- Instructions for the task -
Where a line holds "Germania", copy it.

- Data provided -

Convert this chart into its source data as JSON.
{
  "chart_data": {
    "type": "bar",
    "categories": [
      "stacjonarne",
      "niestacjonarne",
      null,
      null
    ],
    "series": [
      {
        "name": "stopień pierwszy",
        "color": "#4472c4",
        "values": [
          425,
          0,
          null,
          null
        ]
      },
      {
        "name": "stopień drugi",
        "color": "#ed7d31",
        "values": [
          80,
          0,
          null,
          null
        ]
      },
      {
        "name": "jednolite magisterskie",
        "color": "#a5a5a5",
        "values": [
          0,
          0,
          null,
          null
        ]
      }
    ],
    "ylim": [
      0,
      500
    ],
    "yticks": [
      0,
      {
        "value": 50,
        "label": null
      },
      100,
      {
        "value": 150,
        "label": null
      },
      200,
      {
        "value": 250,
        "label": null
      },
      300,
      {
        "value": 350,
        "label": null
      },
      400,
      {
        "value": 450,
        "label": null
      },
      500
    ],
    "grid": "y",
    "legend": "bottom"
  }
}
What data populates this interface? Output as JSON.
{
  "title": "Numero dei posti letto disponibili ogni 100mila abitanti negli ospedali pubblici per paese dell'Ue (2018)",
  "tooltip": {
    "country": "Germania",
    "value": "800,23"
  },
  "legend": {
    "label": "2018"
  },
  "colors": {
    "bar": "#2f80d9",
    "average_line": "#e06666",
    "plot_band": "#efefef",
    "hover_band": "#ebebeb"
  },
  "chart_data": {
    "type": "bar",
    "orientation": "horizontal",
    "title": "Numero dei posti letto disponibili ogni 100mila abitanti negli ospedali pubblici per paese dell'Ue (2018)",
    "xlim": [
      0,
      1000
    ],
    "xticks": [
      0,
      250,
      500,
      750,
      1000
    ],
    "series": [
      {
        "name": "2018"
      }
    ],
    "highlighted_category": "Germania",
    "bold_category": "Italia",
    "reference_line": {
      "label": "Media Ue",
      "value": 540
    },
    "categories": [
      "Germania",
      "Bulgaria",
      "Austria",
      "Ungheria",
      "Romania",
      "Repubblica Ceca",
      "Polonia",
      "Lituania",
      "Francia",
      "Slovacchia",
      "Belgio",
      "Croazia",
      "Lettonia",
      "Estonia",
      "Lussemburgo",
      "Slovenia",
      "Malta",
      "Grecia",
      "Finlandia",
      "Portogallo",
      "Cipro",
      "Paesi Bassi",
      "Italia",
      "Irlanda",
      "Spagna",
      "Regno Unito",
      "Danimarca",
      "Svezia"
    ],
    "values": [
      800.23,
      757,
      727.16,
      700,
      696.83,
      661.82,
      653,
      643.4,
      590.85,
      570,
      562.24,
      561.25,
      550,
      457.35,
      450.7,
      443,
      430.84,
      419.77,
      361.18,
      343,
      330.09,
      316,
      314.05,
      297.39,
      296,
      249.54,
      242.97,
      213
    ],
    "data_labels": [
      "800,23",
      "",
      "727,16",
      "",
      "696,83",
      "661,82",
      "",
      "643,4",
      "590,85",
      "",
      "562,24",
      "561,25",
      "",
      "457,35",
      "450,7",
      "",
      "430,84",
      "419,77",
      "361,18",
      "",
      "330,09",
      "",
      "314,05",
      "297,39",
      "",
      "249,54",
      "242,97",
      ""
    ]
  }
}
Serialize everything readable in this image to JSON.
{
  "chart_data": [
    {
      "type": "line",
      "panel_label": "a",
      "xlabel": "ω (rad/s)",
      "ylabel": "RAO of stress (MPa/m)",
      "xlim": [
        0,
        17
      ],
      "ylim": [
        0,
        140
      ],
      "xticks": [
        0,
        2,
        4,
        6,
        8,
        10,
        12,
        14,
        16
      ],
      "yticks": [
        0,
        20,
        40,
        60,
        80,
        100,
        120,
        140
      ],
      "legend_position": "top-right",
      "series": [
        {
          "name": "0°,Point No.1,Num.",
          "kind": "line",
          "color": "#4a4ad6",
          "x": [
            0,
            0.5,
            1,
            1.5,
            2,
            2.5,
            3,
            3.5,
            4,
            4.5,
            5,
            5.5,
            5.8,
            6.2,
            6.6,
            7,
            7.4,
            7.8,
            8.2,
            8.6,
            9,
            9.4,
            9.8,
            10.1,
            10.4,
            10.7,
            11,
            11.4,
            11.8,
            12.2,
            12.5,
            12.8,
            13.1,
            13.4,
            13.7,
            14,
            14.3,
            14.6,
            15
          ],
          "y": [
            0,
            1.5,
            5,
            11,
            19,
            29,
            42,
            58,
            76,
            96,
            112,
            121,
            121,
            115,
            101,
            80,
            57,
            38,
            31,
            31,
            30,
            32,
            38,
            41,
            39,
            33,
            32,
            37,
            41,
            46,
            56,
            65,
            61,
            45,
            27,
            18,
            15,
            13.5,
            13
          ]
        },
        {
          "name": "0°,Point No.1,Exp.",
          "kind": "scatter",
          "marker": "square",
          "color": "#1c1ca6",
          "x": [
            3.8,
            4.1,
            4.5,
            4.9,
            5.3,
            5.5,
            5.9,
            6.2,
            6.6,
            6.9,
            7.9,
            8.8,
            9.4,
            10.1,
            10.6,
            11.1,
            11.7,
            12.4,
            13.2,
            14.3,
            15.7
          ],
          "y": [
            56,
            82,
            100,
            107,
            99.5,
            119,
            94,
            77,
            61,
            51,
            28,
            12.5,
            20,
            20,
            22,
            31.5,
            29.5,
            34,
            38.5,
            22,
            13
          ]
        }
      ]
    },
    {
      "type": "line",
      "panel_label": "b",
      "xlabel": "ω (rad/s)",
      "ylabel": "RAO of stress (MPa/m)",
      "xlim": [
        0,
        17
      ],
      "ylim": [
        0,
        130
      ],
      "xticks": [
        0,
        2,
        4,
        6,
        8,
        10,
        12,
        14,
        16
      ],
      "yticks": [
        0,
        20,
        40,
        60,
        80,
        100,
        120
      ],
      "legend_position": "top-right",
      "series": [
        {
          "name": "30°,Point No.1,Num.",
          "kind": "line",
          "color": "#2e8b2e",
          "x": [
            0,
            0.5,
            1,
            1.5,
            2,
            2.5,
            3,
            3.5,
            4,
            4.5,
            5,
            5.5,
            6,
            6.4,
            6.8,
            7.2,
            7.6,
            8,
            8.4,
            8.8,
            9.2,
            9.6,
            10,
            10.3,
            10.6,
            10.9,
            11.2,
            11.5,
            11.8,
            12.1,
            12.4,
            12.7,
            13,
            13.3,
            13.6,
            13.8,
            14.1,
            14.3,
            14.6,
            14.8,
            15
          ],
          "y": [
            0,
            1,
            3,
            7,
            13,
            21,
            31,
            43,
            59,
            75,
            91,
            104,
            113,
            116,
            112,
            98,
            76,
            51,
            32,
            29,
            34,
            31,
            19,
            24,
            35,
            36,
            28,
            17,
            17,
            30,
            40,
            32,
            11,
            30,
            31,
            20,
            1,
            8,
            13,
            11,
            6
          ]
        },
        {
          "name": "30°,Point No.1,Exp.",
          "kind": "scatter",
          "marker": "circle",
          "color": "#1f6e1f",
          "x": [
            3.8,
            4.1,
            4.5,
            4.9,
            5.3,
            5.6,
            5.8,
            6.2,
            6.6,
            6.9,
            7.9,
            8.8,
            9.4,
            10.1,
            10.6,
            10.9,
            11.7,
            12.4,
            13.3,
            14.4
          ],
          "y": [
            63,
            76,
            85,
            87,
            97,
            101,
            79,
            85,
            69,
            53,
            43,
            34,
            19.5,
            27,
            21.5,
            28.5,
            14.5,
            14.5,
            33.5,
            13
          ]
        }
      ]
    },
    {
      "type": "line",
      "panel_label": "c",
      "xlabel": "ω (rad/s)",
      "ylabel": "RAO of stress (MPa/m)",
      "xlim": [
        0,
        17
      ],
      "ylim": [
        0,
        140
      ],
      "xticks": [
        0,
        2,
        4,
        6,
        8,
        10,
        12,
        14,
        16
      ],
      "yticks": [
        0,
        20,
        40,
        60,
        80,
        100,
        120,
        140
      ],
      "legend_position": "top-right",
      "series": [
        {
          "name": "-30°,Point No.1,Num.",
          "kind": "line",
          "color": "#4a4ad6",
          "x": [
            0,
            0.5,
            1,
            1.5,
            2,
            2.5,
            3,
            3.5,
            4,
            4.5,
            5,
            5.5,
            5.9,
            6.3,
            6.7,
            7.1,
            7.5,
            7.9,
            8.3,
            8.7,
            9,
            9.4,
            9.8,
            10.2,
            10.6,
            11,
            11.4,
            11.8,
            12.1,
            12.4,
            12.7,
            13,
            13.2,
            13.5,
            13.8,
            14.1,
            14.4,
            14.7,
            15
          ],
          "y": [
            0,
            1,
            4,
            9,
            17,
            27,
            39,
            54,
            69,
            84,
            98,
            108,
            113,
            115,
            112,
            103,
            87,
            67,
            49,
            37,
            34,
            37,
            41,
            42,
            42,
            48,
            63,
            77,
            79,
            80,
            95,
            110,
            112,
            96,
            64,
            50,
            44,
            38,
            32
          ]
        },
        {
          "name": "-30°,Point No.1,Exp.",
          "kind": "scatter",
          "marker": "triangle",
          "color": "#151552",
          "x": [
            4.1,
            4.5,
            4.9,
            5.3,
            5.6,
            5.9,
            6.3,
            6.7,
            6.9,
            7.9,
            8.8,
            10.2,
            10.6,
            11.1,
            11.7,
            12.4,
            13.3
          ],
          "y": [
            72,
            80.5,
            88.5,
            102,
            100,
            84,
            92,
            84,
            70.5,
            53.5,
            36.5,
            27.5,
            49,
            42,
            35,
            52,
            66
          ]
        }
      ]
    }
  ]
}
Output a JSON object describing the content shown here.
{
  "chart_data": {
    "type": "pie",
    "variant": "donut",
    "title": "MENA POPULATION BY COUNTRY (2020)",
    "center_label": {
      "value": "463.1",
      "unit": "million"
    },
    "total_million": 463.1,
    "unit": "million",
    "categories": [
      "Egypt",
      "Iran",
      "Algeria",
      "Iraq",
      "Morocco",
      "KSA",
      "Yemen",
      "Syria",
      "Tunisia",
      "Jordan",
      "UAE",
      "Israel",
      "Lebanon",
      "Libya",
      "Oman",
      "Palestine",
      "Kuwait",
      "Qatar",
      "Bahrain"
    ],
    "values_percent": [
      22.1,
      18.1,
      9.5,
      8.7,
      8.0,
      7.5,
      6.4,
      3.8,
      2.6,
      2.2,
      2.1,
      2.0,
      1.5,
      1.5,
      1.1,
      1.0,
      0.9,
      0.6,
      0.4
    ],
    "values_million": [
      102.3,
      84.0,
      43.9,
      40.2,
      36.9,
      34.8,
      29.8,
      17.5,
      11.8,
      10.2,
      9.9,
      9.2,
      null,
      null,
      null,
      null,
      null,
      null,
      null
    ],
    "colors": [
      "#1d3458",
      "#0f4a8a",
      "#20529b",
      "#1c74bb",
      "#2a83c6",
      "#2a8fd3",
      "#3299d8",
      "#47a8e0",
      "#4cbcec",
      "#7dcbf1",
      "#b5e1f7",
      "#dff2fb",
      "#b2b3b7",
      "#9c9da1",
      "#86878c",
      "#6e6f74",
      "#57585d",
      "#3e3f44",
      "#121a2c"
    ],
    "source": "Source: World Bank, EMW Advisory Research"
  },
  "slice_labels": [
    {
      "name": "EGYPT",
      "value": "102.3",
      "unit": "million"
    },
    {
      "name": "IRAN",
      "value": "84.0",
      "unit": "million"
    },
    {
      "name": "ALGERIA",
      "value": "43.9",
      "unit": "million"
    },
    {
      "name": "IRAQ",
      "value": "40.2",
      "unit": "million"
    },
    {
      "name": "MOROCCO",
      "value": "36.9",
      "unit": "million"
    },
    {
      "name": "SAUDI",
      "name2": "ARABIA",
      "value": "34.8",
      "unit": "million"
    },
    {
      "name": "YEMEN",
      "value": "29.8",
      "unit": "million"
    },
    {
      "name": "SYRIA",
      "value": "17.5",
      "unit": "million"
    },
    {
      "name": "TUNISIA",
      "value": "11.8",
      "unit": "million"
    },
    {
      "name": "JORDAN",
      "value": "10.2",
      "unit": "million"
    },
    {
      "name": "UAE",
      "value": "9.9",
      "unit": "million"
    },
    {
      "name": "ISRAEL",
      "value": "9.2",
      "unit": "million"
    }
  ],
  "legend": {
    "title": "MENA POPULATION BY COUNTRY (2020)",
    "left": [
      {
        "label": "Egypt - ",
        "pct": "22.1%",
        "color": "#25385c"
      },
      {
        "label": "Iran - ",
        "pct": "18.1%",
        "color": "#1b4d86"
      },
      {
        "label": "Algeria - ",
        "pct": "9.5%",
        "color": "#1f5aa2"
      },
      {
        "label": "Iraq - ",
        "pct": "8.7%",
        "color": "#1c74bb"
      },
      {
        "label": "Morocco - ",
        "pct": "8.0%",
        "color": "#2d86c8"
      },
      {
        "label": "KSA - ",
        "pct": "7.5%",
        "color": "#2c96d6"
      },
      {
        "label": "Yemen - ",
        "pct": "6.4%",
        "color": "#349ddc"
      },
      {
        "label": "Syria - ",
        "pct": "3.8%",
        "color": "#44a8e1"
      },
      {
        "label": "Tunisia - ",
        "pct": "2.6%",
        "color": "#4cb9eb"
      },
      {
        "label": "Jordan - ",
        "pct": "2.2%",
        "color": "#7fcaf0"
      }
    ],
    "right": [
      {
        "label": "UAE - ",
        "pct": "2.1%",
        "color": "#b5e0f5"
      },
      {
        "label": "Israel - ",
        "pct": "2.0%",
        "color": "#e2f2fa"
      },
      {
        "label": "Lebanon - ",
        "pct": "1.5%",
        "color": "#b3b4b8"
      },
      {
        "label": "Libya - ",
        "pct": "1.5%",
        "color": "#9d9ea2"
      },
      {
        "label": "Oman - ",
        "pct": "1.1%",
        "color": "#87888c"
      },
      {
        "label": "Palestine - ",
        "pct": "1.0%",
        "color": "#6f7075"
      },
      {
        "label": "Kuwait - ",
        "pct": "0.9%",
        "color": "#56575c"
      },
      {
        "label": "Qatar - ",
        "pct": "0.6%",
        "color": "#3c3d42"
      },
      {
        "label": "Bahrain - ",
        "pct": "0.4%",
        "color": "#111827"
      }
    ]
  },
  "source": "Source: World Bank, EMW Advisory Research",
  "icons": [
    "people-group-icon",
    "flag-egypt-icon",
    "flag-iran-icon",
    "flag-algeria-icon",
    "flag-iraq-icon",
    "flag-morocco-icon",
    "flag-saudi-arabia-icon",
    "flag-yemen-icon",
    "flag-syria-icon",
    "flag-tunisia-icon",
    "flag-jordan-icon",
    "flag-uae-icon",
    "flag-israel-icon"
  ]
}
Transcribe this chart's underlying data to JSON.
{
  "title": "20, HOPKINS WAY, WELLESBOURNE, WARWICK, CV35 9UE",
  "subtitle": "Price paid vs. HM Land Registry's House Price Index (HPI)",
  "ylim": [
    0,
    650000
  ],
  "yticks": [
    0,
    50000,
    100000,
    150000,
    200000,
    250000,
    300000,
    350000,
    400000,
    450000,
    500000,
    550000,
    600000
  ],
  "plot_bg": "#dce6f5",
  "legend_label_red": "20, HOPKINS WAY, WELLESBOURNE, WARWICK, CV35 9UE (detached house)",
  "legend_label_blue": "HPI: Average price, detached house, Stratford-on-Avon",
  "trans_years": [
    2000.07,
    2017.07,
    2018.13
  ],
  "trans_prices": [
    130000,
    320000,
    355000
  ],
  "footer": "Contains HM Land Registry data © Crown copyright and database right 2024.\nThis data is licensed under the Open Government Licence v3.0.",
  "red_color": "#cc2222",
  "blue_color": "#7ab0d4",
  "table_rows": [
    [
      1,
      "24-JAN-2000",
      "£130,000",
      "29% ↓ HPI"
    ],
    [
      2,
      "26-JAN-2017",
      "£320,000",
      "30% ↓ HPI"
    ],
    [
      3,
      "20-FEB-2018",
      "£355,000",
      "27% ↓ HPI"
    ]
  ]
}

- Solution to this problem -
    "country": "Germania",
    "highlighted_category": "Germania",
      "Germania",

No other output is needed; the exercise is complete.